Start DATASET ENTRIES
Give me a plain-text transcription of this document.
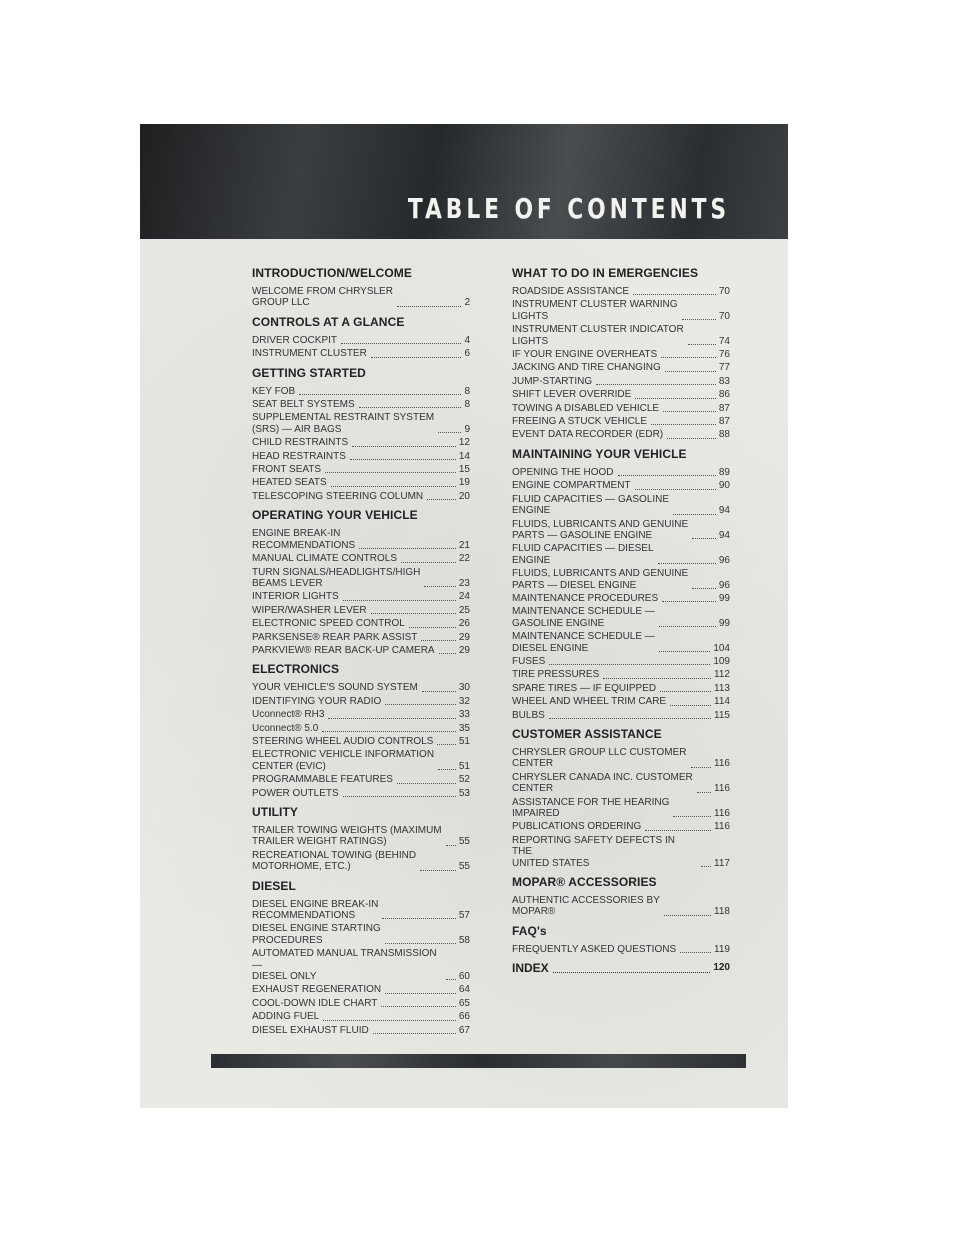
TABLE OF CONTENTS
INTRODUCTION/WELCOME
WELCOME FROM CHRYSLER
GROUP LLC	2
CONTROLS AT A GLANCE
DRIVER COCKPIT	4
INSTRUMENT CLUSTER	6
GETTING STARTED
KEY FOB	8
SEAT BELT SYSTEMS	8
SUPPLEMENTAL RESTRAINT SYSTEM
(SRS) — AIR BAGS	9
CHILD RESTRAINTS	12
HEAD RESTRAINTS	14
FRONT SEATS	15
HEATED SEATS	19
TELESCOPING STEERING COLUMN	20
OPERATING YOUR VEHICLE
ENGINE BREAK-IN
RECOMMENDATIONS	21
MANUAL CLIMATE CONTROLS	22
TURN SIGNALS/HEADLIGHTS/HIGH
BEAMS LEVER	23
INTERIOR LIGHTS	24
WIPER/WASHER LEVER	25
ELECTRONIC SPEED CONTROL	26
PARKSENSE® REAR PARK ASSIST	29
PARKVIEW® REAR BACK-UP CAMERA 29
ELECTRONICS
YOUR VEHICLE'S SOUND SYSTEM	30
IDENTIFYING YOUR RADIO	32
Uconnect® RH3	33
Uconnect® 5.0	35
STEERING WHEEL AUDIO CONTROLS	51
ELECTRONIC VEHICLE INFORMATION
CENTER (EVIC)	51
PROGRAMMABLE FEATURES	52
POWER OUTLETS	53
UTILITY
TRAILER TOWING WEIGHTS (MAXIMUM
TRAILER WEIGHT RATINGS)	55
RECREATIONAL TOWING (BEHIND
MOTORHOME, ETC.)	55
DIESEL
DIESEL ENGINE BREAK-IN
RECOMMENDATIONS	57
DIESEL ENGINE STARTING
PROCEDURES	58
AUTOMATED MANUAL TRANSMISSION —
DIESEL ONLY	60
EXHAUST REGENERATION	64
COOL-DOWN IDLE CHART	65
ADDING FUEL	66
DIESEL EXHAUST FLUID	67
WHAT TO DO IN EMERGENCIES
ROADSIDE ASSISTANCE	70
INSTRUMENT CLUSTER WARNING
LIGHTS	70
INSTRUMENT CLUSTER INDICATOR
LIGHTS	74
IF YOUR ENGINE OVERHEATS	76
JACKING AND TIRE CHANGING	77
JUMP-STARTING	83
SHIFT LEVER OVERRIDE	86
TOWING A DISABLED VEHICLE	87
FREEING A STUCK VEHICLE	87
EVENT DATA RECORDER (EDR)	88
MAINTAINING YOUR VEHICLE
OPENING THE HOOD	89
ENGINE COMPARTMENT	90
FLUID CAPACITIES — GASOLINE
ENGINE	94
FLUIDS, LUBRICANTS AND GENUINE
PARTS — GASOLINE ENGINE	94
FLUID CAPACITIES — DIESEL
ENGINE	96
FLUIDS, LUBRICANTS AND GENUINE
PARTS — DIESEL ENGINE	96
MAINTENANCE PROCEDURES	99
MAINTENANCE SCHEDULE —
GASOLINE ENGINE	99
MAINTENANCE SCHEDULE —
DIESEL ENGINE	104
FUSES	109
TIRE PRESSURES	112
SPARE TIRES — IF EQUIPPED	113
WHEEL AND WHEEL TRIM CARE	114
BULBS	115
CUSTOMER ASSISTANCE
CHRYSLER GROUP LLC CUSTOMER
CENTER	116
CHRYSLER CANADA INC. CUSTOMER
CENTER	116
ASSISTANCE FOR THE HEARING
IMPAIRED	116
PUBLICATIONS ORDERING	116
REPORTING SAFETY DEFECTS IN THE
UNITED STATES	117
MOPAR® ACCESSORIES
AUTHENTIC ACCESSORIES BY
MOPAR®	118
FAQ's
FREQUENTLY ASKED QUESTIONS	119
INDEX	120
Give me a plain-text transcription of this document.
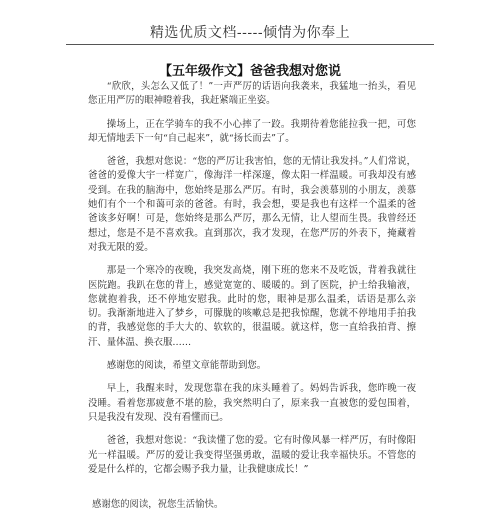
精选优质文档-----倾情为你奉上
【五年级作文】爸爸我想对您说

“欣欣，头怎么又低了！”一声严厉的话语向我袭来，我猛地一抬头，看见您正用严厉的眼神瞪着我，我赶紧端正坐姿。

操场上，正在学骑车的我不小心摔了一跤。我期待着您能拉我一把，可您却无情地丢下一句“自己起来”，就“扬长而去”了。

爸爸，我想对您说：“您的严厉让我害怕，您的无情让我发抖。”人们常说，爸爸的爱像大宇一样宽广，像海洋一样深邃，像太阳一样温暖。可我却没有感受到。在我的脑海中，您始终是那么严厉。有时，我会羡慕别的小朋友，羡慕她们有个一个和蔼可亲的爸爸。有时，我会想，要是我也有这样一个温柔的爸爸该多好啊！可是，您始终是那么严厉，那么无情，让人望而生畏。我曾经还想过，您是不是不喜欢我。直到那次，我才发现，在您严厉的外表下，掩藏着对我无限的爱。

那是一个寒冷的夜晚，我突发高烧，刚下班的您来不及吃饭，背着我就往医院跑。我趴在您的背上，感觉宽宽的、暖暖的。到了医院，护士给我输液，您就抱着我，还不停地安慰我。此时的您，眼神是那么温柔，话语是那么亲切。我渐渐地进入了梦乡，可朦胧的咳嗽总是把我惊醒，您就不停地用手拍我的背，我感觉您的手大大的、软软的，很温暖。就这样，您一直给我拍背、擦汗、量体温、换衣服……

感谢您的阅读，希望文章能帮助到您。

早上，我醒来时，发现您靠在我的床头睡着了。妈妈告诉我，您昨晚一夜没睡。看着您那疲惫不堪的脸，我突然明白了，原来我一直被您的爱包围着，只是我没有发现、没有看懂而已。

爸爸，我想对您说：“我读懂了您的爱。它有时像风暴一样严厉，有时像阳光一样温暖。严厉的爱让我变得坚强勇敢，温暖的爱让我幸福快乐。不管您的爱是什么样的，它都会赐予我力量，让我健康成长！”

感谢您的阅读，祝您生活愉快。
End DATASET ENTRIES
▶ **INSTRUCTIONS TO FOLLOW**:
Determine the number of lines where the string "PROCEDURES" occurs, and give that number only.

▶ **ANSWER IN FULL**:
2